* [Do this] The records below must be transcribed exactly. Do not include the pictures.

* [Data items]
————————
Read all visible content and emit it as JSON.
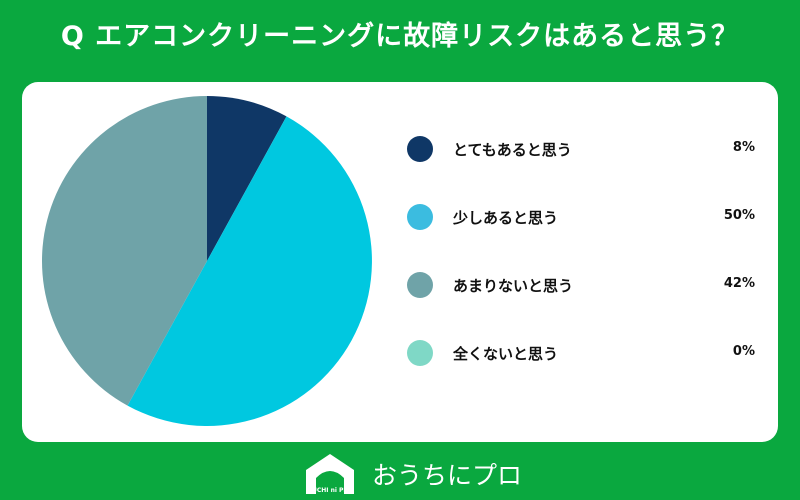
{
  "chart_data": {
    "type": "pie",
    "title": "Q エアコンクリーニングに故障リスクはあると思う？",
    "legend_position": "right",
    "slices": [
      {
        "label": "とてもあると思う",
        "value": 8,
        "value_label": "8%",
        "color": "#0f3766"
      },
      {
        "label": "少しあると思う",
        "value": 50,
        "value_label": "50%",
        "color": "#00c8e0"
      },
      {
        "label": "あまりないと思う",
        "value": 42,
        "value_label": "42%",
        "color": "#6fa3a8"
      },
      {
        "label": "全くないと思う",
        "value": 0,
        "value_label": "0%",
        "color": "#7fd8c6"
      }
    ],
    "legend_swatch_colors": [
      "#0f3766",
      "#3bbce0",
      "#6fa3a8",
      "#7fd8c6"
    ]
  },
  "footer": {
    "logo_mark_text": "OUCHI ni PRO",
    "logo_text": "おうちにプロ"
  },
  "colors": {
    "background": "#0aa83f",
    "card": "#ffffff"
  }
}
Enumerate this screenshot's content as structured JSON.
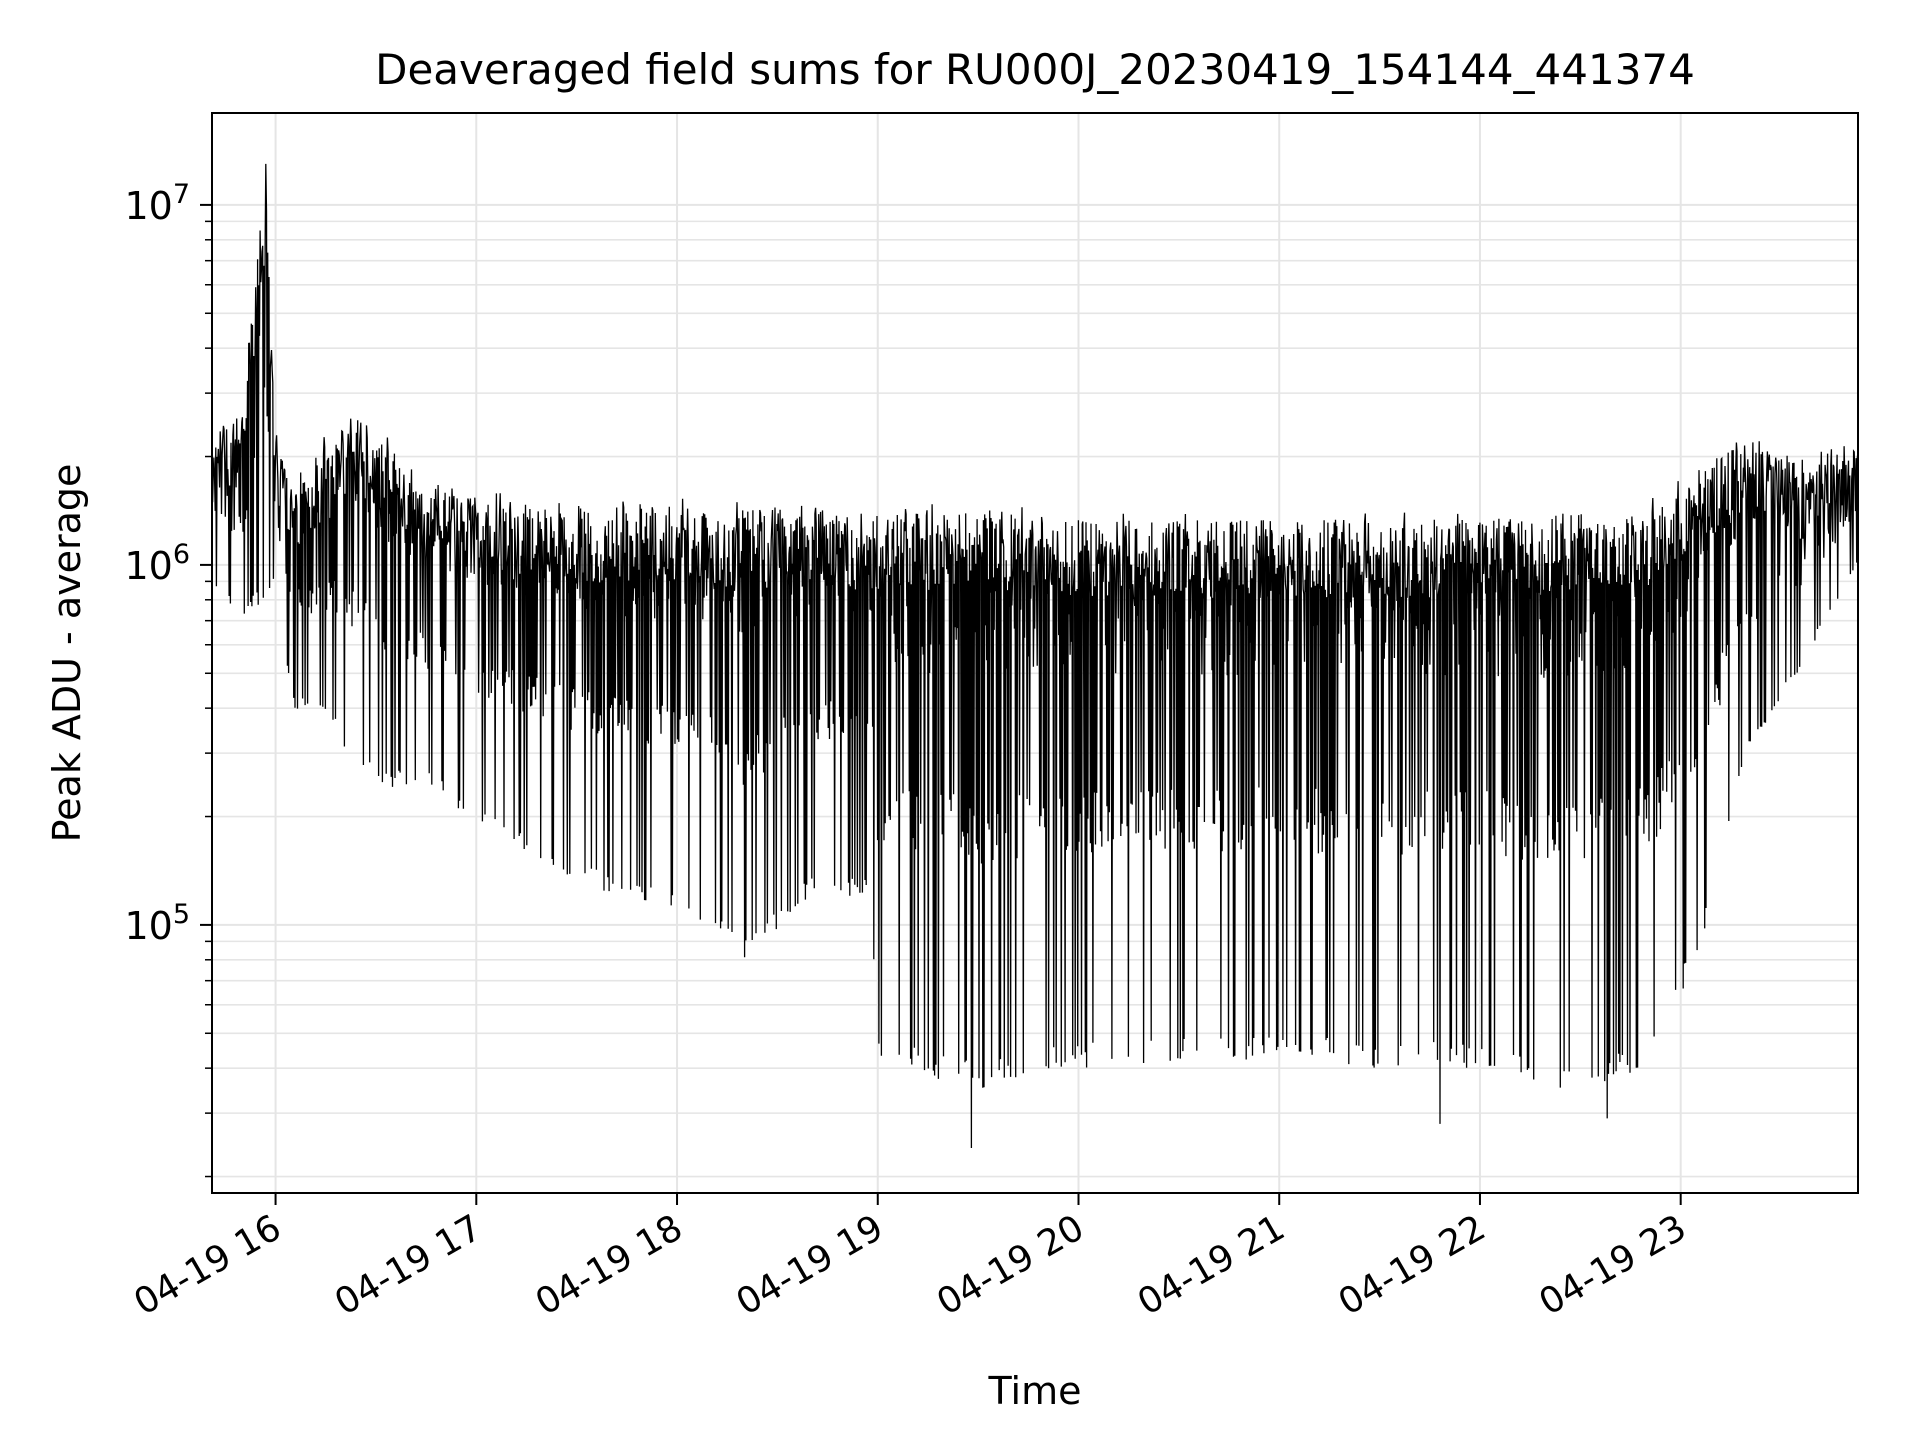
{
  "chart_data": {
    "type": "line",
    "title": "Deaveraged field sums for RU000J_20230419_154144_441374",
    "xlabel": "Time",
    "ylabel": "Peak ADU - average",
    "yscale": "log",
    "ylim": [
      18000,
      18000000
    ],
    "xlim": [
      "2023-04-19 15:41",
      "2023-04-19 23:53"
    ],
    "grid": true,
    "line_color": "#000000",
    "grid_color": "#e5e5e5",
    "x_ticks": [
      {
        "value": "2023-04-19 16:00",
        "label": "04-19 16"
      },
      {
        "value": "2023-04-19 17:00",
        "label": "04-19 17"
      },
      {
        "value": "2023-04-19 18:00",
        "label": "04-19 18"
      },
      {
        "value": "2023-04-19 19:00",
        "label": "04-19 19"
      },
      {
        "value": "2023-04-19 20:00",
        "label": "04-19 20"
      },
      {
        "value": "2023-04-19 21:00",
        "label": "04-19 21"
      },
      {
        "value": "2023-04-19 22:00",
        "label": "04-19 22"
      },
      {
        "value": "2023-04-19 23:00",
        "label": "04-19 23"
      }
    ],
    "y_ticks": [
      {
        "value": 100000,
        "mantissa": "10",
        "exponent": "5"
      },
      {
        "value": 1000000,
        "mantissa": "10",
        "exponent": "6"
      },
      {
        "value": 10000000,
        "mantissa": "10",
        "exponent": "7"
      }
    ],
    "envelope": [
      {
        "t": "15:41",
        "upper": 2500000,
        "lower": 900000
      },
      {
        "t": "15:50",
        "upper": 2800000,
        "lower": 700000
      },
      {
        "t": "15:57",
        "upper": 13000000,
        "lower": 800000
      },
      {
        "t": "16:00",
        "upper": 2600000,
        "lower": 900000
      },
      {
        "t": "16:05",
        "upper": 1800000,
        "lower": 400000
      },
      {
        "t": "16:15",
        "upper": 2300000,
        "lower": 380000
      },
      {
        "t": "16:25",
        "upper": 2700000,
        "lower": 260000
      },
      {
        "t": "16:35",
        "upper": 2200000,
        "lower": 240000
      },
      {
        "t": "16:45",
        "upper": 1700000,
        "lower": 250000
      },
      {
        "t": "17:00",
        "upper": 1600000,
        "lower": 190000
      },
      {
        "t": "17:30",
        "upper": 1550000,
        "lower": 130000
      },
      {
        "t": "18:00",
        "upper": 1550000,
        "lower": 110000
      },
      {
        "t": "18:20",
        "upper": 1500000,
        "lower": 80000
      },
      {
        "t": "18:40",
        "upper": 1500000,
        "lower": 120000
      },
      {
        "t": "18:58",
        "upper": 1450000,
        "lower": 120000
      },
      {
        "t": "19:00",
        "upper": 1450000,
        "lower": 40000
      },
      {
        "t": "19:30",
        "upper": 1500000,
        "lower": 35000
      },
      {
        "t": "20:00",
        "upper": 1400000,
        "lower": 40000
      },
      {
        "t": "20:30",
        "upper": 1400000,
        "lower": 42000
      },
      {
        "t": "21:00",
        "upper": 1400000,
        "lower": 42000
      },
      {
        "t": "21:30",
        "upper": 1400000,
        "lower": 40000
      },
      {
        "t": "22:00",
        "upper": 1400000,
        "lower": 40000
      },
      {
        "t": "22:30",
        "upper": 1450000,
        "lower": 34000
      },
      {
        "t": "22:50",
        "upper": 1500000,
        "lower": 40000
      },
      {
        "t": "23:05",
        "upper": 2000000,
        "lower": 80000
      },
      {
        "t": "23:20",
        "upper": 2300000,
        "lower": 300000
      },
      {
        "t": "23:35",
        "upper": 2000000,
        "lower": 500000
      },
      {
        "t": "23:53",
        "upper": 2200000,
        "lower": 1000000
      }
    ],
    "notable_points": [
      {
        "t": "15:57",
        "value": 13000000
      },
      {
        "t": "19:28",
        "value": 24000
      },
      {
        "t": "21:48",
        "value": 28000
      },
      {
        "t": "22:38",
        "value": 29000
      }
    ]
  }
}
————————
* [Solved exercise]
Read all visible content and emit it as JSON.
{
  "chart_data": {
    "type": "pie",
    "title": "Q エアコンクリーニングに故障リスクはあると思う？",
    "legend_position": "right",
    "slices": [
      {
        "label": "とてもあると思う",
        "value": 8,
        "value_label": "8%",
        "color": "#0f3766"
      },
      {
        "label": "少しあると思う",
        "value": 50,
        "value_label": "50%",
        "color": "#00c8e0"
      },
      {
        "label": "あまりないと思う",
        "value": 42,
        "value_label": "42%",
        "color": "#6fa3a8"
      },
      {
        "label": "全くないと思う",
        "value": 0,
        "value_label": "0%",
        "color": "#7fd8c6"
      }
    ],
    "legend_swatch_colors": [
      "#0f3766",
      "#3bbce0",
      "#6fa3a8",
      "#7fd8c6"
    ]
  },
  "footer": {
    "logo_mark_text": "OUCHI ni PRO",
    "logo_text": "おうちにプロ"
  },
  "colors": {
    "background": "#0aa83f",
    "card": "#ffffff"
  }
}
Enumerate this screenshot's content as structured JSON.
{
  "chart_data": {
    "type": "line",
    "title": "Deaveraged field sums for RU000J_20230419_154144_441374",
    "xlabel": "Time",
    "ylabel": "Peak ADU - average",
    "yscale": "log",
    "ylim": [
      18000,
      18000000
    ],
    "xlim": [
      "2023-04-19 15:41",
      "2023-04-19 23:53"
    ],
    "grid": true,
    "line_color": "#000000",
    "grid_color": "#e5e5e5",
    "x_ticks": [
      {
        "value": "2023-04-19 16:00",
        "label": "04-19 16"
      },
      {
        "value": "2023-04-19 17:00",
        "label": "04-19 17"
      },
      {
        "value": "2023-04-19 18:00",
        "label": "04-19 18"
      },
      {
        "value": "2023-04-19 19:00",
        "label": "04-19 19"
      },
      {
        "value": "2023-04-19 20:00",
        "label": "04-19 20"
      },
      {
        "value": "2023-04-19 21:00",
        "label": "04-19 21"
      },
      {
        "value": "2023-04-19 22:00",
        "label": "04-19 22"
      },
      {
        "value": "2023-04-19 23:00",
        "label": "04-19 23"
      }
    ],
    "y_ticks": [
      {
        "value": 100000,
        "mantissa": "10",
        "exponent": "5"
      },
      {
        "value": 1000000,
        "mantissa": "10",
        "exponent": "6"
      },
      {
        "value": 10000000,
        "mantissa": "10",
        "exponent": "7"
      }
    ],
    "envelope": [
      {
        "t": "15:41",
        "upper": 2500000,
        "lower": 900000
      },
      {
        "t": "15:50",
        "upper": 2800000,
        "lower": 700000
      },
      {
        "t": "15:57",
        "upper": 13000000,
        "lower": 800000
      },
      {
        "t": "16:00",
        "upper": 2600000,
        "lower": 900000
      },
      {
        "t": "16:05",
        "upper": 1800000,
        "lower": 400000
      },
      {
        "t": "16:15",
        "upper": 2300000,
        "lower": 380000
      },
      {
        "t": "16:25",
        "upper": 2700000,
        "lower": 260000
      },
      {
        "t": "16:35",
        "upper": 2200000,
        "lower": 240000
      },
      {
        "t": "16:45",
        "upper": 1700000,
        "lower": 250000
      },
      {
        "t": "17:00",
        "upper": 1600000,
        "lower": 190000
      },
      {
        "t": "17:30",
        "upper": 1550000,
        "lower": 130000
      },
      {
        "t": "18:00",
        "upper": 1550000,
        "lower": 110000
      },
      {
        "t": "18:20",
        "upper": 1500000,
        "lower": 80000
      },
      {
        "t": "18:40",
        "upper": 1500000,
        "lower": 120000
      },
      {
        "t": "18:58",
        "upper": 1450000,
        "lower": 120000
      },
      {
        "t": "19:00",
        "upper": 1450000,
        "lower": 40000
      },
      {
        "t": "19:30",
        "upper": 1500000,
        "lower": 35000
      },
      {
        "t": "20:00",
        "upper": 1400000,
        "lower": 40000
      },
      {
        "t": "20:30",
        "upper": 1400000,
        "lower": 42000
      },
      {
        "t": "21:00",
        "upper": 1400000,
        "lower": 42000
      },
      {
        "t": "21:30",
        "upper": 1400000,
        "lower": 40000
      },
      {
        "t": "22:00",
        "upper": 1400000,
        "lower": 40000
      },
      {
        "t": "22:30",
        "upper": 1450000,
        "lower": 34000
      },
      {
        "t": "22:50",
        "upper": 1500000,
        "lower": 40000
      },
      {
        "t": "23:05",
        "upper": 2000000,
        "lower": 80000
      },
      {
        "t": "23:20",
        "upper": 2300000,
        "lower": 300000
      },
      {
        "t": "23:35",
        "upper": 2000000,
        "lower": 500000
      },
      {
        "t": "23:53",
        "upper": 2200000,
        "lower": 1000000
      }
    ],
    "notable_points": [
      {
        "t": "15:57",
        "value": 13000000
      },
      {
        "t": "19:28",
        "value": 24000
      },
      {
        "t": "21:48",
        "value": 28000
      },
      {
        "t": "22:38",
        "value": 29000
      }
    ]
  }
}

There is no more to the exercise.